§ **STATED EXERCISE**
Search the material for the word "ОБРАЗОВАНИЮ" and report each line where it turns up.

----

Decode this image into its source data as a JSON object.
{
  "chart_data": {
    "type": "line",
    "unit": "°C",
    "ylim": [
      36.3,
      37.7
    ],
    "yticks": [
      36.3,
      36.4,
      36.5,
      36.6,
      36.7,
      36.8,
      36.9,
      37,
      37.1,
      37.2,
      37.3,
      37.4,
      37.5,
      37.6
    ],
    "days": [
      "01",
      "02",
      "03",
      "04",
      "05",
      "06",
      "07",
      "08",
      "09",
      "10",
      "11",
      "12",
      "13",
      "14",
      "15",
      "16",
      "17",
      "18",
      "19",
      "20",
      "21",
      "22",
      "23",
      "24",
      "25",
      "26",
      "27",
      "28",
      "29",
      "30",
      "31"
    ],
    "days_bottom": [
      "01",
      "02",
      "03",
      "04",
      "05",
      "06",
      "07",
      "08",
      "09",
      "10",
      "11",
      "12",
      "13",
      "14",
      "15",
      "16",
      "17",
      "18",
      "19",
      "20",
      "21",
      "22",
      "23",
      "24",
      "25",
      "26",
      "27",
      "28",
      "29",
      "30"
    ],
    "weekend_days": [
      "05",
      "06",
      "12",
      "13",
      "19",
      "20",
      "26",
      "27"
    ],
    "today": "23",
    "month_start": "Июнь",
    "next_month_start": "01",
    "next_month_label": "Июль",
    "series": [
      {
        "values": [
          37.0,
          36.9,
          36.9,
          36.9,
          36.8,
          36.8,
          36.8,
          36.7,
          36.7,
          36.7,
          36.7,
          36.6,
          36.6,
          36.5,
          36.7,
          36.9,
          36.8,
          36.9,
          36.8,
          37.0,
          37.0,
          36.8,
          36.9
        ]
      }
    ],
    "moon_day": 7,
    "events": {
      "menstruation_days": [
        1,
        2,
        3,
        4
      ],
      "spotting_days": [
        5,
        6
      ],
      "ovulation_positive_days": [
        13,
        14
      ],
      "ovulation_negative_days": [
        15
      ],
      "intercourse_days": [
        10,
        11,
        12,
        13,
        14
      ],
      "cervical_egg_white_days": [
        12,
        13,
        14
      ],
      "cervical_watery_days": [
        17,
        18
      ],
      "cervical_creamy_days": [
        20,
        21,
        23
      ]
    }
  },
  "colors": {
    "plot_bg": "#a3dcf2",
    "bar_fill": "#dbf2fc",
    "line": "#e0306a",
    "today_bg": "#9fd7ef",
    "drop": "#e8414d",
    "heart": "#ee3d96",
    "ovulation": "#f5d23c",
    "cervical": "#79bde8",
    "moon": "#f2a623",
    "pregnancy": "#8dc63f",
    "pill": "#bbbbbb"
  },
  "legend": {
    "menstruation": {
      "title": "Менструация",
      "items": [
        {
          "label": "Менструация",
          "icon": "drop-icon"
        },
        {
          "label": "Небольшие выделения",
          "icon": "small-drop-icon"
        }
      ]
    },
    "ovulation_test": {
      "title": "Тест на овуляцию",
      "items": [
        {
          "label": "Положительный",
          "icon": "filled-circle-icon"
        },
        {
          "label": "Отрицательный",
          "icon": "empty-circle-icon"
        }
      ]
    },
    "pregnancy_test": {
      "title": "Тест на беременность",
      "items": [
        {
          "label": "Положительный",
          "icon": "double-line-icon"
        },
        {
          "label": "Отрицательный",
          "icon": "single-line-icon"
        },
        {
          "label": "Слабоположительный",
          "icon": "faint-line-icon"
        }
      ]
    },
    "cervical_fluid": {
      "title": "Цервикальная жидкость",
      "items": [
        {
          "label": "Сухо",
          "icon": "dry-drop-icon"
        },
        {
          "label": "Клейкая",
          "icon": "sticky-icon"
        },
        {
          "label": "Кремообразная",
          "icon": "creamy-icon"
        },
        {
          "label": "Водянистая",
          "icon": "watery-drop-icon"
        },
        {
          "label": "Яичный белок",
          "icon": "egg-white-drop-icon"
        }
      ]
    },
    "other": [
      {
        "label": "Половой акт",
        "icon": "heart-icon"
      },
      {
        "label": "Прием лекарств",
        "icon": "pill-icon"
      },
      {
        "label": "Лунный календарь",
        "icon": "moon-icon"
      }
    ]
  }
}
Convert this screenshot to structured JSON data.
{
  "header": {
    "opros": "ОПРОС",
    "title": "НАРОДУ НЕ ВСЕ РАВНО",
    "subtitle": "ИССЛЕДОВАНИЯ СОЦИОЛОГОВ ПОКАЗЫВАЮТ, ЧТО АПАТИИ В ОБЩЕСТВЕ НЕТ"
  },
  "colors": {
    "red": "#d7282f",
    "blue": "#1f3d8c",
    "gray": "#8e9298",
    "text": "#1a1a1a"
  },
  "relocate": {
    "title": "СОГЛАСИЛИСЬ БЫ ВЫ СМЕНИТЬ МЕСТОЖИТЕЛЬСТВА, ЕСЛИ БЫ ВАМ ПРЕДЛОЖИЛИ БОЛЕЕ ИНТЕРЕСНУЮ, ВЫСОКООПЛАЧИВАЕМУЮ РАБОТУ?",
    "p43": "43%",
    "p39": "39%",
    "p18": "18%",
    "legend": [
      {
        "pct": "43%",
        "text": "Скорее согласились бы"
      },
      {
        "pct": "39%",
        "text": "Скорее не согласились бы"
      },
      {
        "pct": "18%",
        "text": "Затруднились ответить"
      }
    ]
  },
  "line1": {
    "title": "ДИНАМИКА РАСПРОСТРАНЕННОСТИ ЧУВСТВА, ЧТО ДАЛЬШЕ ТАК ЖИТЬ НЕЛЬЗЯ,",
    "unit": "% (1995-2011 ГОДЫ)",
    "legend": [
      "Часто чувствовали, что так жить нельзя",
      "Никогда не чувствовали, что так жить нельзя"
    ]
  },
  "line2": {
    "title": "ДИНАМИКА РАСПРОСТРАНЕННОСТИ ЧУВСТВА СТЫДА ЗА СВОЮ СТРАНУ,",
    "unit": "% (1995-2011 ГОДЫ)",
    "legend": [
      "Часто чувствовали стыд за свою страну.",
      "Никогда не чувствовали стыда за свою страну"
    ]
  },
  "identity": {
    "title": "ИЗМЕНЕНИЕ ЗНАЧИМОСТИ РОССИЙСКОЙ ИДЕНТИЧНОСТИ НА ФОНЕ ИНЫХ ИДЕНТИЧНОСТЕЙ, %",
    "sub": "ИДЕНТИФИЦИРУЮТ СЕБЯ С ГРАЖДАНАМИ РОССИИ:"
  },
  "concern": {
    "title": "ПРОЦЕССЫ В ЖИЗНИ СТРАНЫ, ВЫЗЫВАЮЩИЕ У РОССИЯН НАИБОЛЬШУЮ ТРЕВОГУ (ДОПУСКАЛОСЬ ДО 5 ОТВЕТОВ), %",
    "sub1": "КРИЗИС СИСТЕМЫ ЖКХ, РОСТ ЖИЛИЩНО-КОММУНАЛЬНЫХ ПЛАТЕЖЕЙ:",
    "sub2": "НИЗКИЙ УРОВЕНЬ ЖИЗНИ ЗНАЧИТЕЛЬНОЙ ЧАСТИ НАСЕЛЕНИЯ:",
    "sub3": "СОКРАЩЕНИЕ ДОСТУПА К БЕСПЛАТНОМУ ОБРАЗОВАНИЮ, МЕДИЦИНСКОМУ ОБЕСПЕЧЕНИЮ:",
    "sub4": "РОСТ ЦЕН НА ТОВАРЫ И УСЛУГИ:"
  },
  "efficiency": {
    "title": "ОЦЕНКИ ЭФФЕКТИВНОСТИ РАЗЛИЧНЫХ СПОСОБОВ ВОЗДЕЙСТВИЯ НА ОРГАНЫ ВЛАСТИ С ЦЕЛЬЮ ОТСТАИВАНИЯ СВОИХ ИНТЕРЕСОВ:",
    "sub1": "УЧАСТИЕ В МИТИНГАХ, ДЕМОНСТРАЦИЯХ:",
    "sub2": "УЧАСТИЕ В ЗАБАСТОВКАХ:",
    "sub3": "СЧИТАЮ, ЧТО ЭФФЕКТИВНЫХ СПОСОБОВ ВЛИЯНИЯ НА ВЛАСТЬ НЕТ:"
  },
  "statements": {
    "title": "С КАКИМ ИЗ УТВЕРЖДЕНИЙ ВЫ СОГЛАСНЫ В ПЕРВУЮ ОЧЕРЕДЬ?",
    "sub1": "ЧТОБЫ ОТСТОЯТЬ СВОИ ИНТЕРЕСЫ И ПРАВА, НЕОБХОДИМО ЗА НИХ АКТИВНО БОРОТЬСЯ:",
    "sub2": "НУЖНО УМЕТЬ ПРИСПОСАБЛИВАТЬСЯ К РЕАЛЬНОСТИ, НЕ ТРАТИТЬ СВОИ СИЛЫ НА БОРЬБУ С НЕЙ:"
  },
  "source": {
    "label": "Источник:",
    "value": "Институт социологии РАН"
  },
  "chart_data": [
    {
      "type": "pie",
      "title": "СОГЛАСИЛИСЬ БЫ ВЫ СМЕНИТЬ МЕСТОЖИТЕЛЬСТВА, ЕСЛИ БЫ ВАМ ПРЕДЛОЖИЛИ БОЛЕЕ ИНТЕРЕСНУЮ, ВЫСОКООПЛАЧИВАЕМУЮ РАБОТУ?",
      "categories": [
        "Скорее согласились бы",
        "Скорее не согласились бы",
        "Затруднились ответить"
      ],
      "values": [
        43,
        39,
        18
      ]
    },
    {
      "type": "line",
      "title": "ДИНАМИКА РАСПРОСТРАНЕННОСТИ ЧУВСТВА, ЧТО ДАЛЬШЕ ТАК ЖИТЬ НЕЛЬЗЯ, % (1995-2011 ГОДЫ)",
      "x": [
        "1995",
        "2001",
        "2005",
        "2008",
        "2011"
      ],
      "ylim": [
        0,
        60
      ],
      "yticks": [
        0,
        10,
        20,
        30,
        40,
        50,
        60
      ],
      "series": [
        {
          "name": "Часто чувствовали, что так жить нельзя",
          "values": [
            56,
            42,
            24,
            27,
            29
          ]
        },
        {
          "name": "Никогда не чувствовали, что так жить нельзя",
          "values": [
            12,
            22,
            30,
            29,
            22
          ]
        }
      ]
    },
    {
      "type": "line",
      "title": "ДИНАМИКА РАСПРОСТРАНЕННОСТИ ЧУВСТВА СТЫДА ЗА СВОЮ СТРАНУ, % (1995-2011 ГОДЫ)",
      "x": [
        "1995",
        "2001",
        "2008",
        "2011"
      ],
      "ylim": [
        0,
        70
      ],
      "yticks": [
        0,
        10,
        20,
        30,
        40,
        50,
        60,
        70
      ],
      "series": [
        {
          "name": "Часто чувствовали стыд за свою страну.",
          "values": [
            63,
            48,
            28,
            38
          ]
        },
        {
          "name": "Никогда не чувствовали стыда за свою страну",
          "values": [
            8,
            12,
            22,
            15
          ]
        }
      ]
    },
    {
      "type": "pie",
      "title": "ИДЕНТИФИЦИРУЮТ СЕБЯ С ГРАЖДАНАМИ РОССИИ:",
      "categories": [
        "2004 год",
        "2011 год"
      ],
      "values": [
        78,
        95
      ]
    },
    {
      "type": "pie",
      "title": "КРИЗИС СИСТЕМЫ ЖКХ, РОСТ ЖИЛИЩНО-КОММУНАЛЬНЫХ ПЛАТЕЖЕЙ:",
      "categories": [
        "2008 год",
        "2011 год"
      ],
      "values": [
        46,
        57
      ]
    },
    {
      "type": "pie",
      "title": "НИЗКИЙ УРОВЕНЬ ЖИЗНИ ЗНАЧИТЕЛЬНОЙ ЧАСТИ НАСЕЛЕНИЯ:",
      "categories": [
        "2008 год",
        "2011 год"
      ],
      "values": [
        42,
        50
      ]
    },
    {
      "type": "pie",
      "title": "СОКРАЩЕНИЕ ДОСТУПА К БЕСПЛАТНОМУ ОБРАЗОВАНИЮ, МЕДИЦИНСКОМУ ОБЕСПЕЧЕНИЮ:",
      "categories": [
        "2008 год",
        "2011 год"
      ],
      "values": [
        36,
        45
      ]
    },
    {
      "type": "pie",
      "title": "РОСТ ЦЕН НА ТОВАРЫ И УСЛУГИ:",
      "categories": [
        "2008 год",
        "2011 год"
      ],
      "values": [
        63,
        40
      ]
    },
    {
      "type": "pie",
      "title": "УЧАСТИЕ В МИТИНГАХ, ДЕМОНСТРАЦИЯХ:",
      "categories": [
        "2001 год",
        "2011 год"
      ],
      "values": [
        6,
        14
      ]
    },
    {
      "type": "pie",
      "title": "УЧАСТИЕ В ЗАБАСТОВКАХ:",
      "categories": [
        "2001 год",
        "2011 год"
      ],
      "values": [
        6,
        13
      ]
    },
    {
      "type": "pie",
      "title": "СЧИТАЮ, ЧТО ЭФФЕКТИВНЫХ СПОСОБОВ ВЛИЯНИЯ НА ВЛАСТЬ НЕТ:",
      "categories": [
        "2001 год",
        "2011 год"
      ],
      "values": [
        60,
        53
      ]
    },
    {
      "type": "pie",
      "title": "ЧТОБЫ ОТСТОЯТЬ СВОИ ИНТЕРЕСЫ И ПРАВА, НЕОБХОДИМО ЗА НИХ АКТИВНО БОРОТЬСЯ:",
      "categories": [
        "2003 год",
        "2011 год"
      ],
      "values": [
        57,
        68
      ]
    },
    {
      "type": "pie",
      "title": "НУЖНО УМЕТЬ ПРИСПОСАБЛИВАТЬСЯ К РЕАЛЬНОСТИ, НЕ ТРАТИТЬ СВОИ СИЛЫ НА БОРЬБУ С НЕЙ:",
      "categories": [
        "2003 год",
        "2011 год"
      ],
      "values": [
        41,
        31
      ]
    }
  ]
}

----

§ **EXERCISE SOLUTION**
    "sub3": "СОКРАЩЕНИЕ ДОСТУПА К БЕСПЛАТНОМУ ОБРАЗОВАНИЮ, МЕДИЦИНСКОМУ ОБЕСПЕЧЕНИЮ:",
      "title": "СОКРАЩЕНИЕ ДОСТУПА К БЕСПЛАТНОМУ ОБРАЗОВАНИЮ, МЕДИЦИНСКОМУ ОБЕСПЕЧЕНИЮ:",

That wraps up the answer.